● **GIVEN INSTRUCTION**
Update the records below by changing every "dot-leader" to "leader-line" and leaving everything else the same. Give the lines back without the pictures.

● **THE DATA**
-=-=-=-=-

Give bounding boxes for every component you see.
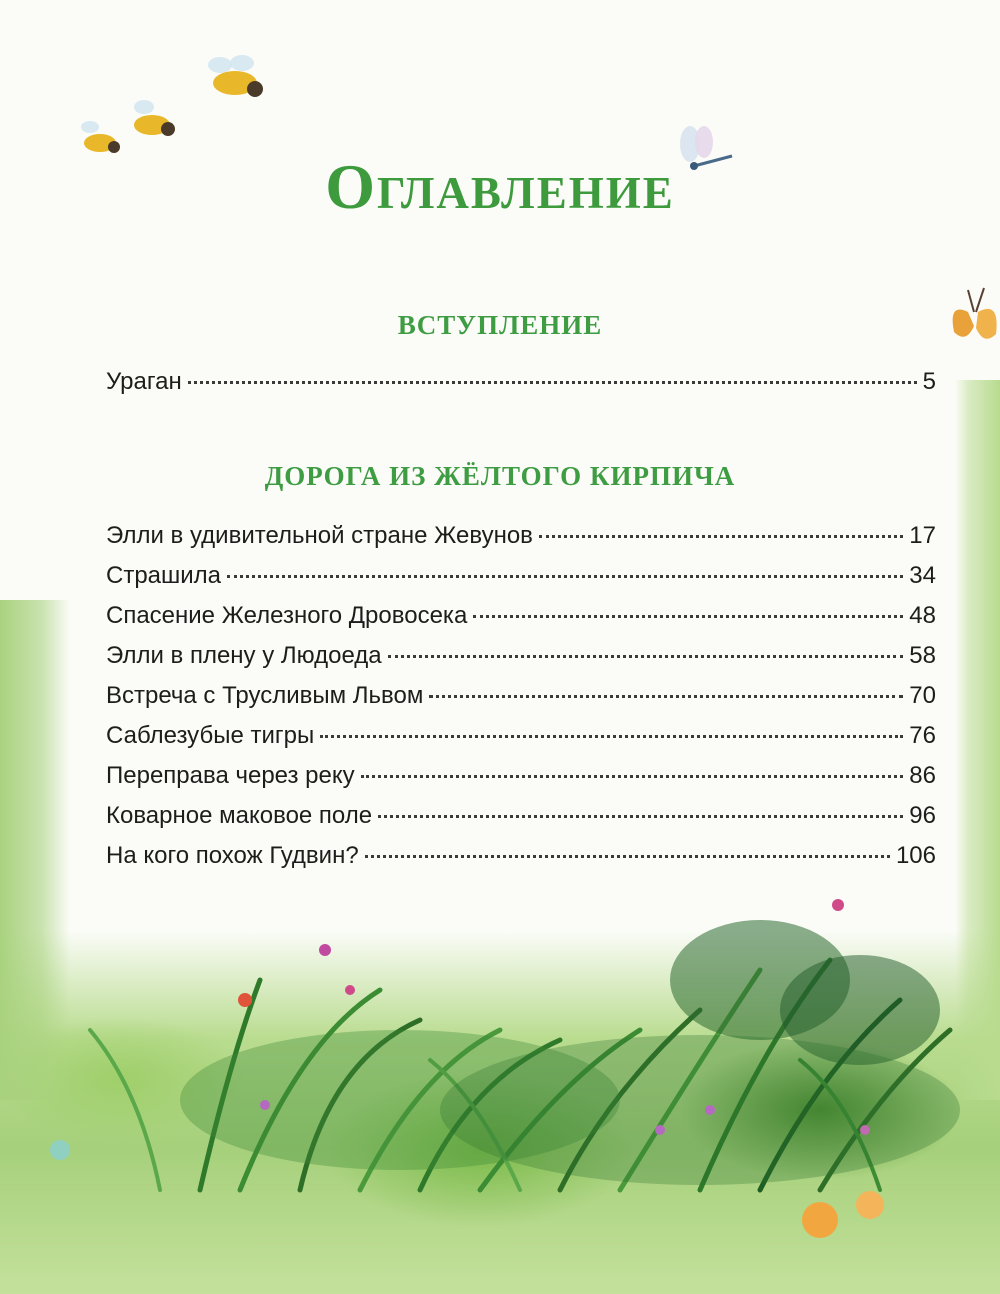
page-title: Оглавление	[325, 151, 675, 222]
toc-entry-title: Страшила	[106, 562, 222, 589]
toc-entry[interactable]	[106, 762, 936, 798]
toc-entry-page: 5	[922, 368, 936, 395]
dot-leader	[473, 614, 903, 618]
toc-entry-page: 106	[895, 842, 936, 869]
toc-entry[interactable]	[106, 602, 936, 638]
grass-illustration	[0, 860, 1000, 1294]
dot-leader	[227, 574, 903, 578]
toc-entry[interactable]	[106, 842, 936, 878]
toc-entry-title: Встреча с Трусливым Львом	[106, 682, 424, 709]
toc-entry-title: Спасение Железного Дровосека	[106, 602, 468, 629]
toc-entry[interactable]	[106, 642, 936, 678]
toc-entry-page: 58	[909, 642, 936, 669]
toc-entry-page: 76	[909, 722, 936, 749]
toc-entry-title: Элли в удивительной стране Жевунов	[106, 522, 533, 549]
dot-leader	[320, 734, 903, 738]
section-heading-intro: ВСТУПЛЕНИЕ	[397, 310, 603, 340]
toc-entry-title: На кого похож Гудвин?	[106, 842, 359, 869]
dot-leader	[365, 854, 890, 858]
toc-entry-title: Переправа через реку	[106, 762, 355, 789]
toc-entry[interactable]	[106, 368, 936, 404]
dot-leader	[361, 774, 904, 778]
toc-entry[interactable]	[106, 802, 936, 838]
dot-leader	[378, 814, 903, 818]
dot-leader	[188, 380, 917, 384]
toc-entry-title: Ураган	[106, 368, 182, 395]
toc-entry-page: 17	[909, 522, 936, 549]
toc-entry-page: 48	[909, 602, 936, 629]
dot-leader	[539, 534, 903, 538]
toc-entry-title: Элли в плену у Людоеда	[106, 642, 382, 669]
toc-entry[interactable]	[106, 682, 936, 718]
toc-entry[interactable]	[106, 522, 936, 558]
section-heading-yellow-brick-road: ДОРОГА ИЗ ЖЁЛТОГО КИРПИЧА	[264, 461, 736, 491]
toc-entry[interactable]	[106, 722, 936, 758]
toc-entry-title: Саблезубые тигры	[106, 722, 315, 749]
toc-entry-page: 96	[909, 802, 936, 829]
toc-entry-page: 34	[909, 562, 936, 589]
toc-entry[interactable]	[106, 562, 936, 598]
toc-entry-page: 86	[909, 762, 936, 789]
dot-leader	[429, 694, 903, 698]
toc-entry-title: Коварное маковое поле	[106, 802, 373, 829]
dot-leader	[388, 654, 904, 658]
toc-entry-page: 70	[909, 682, 936, 709]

-=-=-=-=-

● **RESULT OF THIS EXERCISE**
Give bounding boxes for every component you see.
page-title: Оглавление	[325, 151, 675, 222]
toc-entry-title: Страшила	[106, 562, 222, 589]
toc-entry[interactable]	[106, 762, 936, 798]
toc-entry-page: 5	[922, 368, 936, 395]
leader-line	[473, 614, 903, 618]
toc-entry-page: 106	[895, 842, 936, 869]
toc-entry[interactable]	[106, 602, 936, 638]
grass-illustration	[0, 860, 1000, 1294]
leader-line	[227, 574, 903, 578]
toc-entry[interactable]	[106, 842, 936, 878]
toc-entry-title: Встреча с Трусливым Львом	[106, 682, 424, 709]
toc-entry-title: Спасение Железного Дровосека	[106, 602, 468, 629]
toc-entry[interactable]	[106, 642, 936, 678]
toc-entry-page: 58	[909, 642, 936, 669]
toc-entry-page: 76	[909, 722, 936, 749]
toc-entry-title: Элли в удивительной стране Жевунов	[106, 522, 533, 549]
leader-line	[320, 734, 903, 738]
section-heading-intro: ВСТУПЛЕНИЕ	[397, 310, 603, 340]
toc-entry-title: На кого похож Гудвин?	[106, 842, 359, 869]
leader-line	[365, 854, 890, 858]
toc-entry-title: Переправа через реку	[106, 762, 355, 789]
toc-entry[interactable]	[106, 368, 936, 404]
leader-line	[361, 774, 904, 778]
toc-entry[interactable]	[106, 802, 936, 838]
leader-line	[378, 814, 903, 818]
leader-line	[188, 380, 917, 384]
toc-entry-title: Ураган	[106, 368, 182, 395]
toc-entry-page: 17	[909, 522, 936, 549]
toc-entry-page: 48	[909, 602, 936, 629]
leader-line	[539, 534, 903, 538]
toc-entry-title: Элли в плену у Людоеда	[106, 642, 382, 669]
toc-entry[interactable]	[106, 682, 936, 718]
toc-entry[interactable]	[106, 522, 936, 558]
section-heading-yellow-brick-road: ДОРОГА ИЗ ЖЁЛТОГО КИРПИЧА	[264, 461, 736, 491]
toc-entry[interactable]	[106, 722, 936, 758]
toc-entry-title: Саблезубые тигры	[106, 722, 315, 749]
toc-entry-page: 96	[909, 802, 936, 829]
toc-entry-page: 34	[909, 562, 936, 589]
toc-entry[interactable]	[106, 562, 936, 598]
toc-entry-page: 86	[909, 762, 936, 789]
leader-line	[429, 694, 903, 698]
toc-entry-title: Коварное маковое поле	[106, 802, 373, 829]
leader-line	[388, 654, 904, 658]
toc-entry-page: 70	[909, 682, 936, 709]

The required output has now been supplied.